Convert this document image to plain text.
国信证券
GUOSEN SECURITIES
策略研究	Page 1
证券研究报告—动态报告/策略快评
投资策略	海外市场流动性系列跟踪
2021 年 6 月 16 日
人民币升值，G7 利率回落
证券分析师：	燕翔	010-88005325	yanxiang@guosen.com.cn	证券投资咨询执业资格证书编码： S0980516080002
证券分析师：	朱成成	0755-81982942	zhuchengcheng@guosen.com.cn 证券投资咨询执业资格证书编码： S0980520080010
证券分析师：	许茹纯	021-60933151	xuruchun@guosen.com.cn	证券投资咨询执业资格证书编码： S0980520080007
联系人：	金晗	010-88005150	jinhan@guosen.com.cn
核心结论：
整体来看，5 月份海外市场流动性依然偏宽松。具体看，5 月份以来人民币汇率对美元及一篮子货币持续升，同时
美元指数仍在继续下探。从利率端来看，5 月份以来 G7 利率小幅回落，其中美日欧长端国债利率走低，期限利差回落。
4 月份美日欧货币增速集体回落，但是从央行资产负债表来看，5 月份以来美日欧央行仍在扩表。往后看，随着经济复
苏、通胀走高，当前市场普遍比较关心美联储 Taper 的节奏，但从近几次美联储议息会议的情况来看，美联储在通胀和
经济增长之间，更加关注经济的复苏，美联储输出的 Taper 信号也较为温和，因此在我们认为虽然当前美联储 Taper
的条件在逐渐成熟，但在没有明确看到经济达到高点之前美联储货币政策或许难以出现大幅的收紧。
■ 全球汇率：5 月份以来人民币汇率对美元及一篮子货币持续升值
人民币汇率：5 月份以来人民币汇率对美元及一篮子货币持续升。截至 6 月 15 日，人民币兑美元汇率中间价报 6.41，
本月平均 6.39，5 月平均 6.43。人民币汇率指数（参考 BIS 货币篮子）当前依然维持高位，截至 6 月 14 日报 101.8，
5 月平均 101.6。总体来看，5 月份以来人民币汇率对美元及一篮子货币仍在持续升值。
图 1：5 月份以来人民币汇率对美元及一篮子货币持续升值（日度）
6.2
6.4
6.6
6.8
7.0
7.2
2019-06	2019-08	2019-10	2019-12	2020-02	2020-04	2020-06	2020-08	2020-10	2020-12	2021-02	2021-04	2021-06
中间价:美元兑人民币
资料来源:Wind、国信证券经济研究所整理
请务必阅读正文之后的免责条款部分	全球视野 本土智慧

· · · · · · ·

TASK DIRECTIONS: Return each line of the data exactly as written above.

OUTPUT OF THE TASK:
Convert this document image to plain text.
国信证券
GUOSEN SECURITIES
策略研究	Page 1
证券研究报告—动态报告/策略快评
投资策略	海外市场流动性系列跟踪
2021 年 6 月 16 日
人民币升值，G7 利率回落
证券分析师：	燕翔	010-88005325	yanxiang@guosen.com.cn	证券投资咨询执业资格证书编码： S0980516080002
证券分析师：	朱成成	0755-81982942	zhuchengcheng@guosen.com.cn 证券投资咨询执业资格证书编码： S0980520080010
证券分析师：	许茹纯	021-60933151	xuruchun@guosen.com.cn	证券投资咨询执业资格证书编码： S0980520080007
联系人：	金晗	010-88005150	jinhan@guosen.com.cn
核心结论：
整体来看，5 月份海外市场流动性依然偏宽松。具体看，5 月份以来人民币汇率对美元及一篮子货币持续升，同时
美元指数仍在继续下探。从利率端来看，5 月份以来 G7 利率小幅回落，其中美日欧长端国债利率走低，期限利差回落。
4 月份美日欧货币增速集体回落，但是从央行资产负债表来看，5 月份以来美日欧央行仍在扩表。往后看，随着经济复
苏、通胀走高，当前市场普遍比较关心美联储 Taper 的节奏，但从近几次美联储议息会议的情况来看，美联储在通胀和
经济增长之间，更加关注经济的复苏，美联储输出的 Taper 信号也较为温和，因此在我们认为虽然当前美联储 Taper
的条件在逐渐成熟，但在没有明确看到经济达到高点之前美联储货币政策或许难以出现大幅的收紧。
■ 全球汇率：5 月份以来人民币汇率对美元及一篮子货币持续升值
人民币汇率：5 月份以来人民币汇率对美元及一篮子货币持续升。截至 6 月 15 日，人民币兑美元汇率中间价报 6.41，
本月平均 6.39，5 月平均 6.43。人民币汇率指数（参考 BIS 货币篮子）当前依然维持高位，截至 6 月 14 日报 101.8，
5 月平均 101.6。总体来看，5 月份以来人民币汇率对美元及一篮子货币仍在持续升值。
图 1：5 月份以来人民币汇率对美元及一篮子货币持续升值（日度）
6.2
6.4
6.6
6.8
7.0
7.2
2019-06	2019-08	2019-10	2019-12	2020-02	2020-04	2020-06	2020-08	2020-10	2020-12	2021-02	2021-04	2021-06
中间价:美元兑人民币
资料来源:Wind、国信证券经济研究所整理
请务必阅读正文之后的免责条款部分	全球视野 本土智慧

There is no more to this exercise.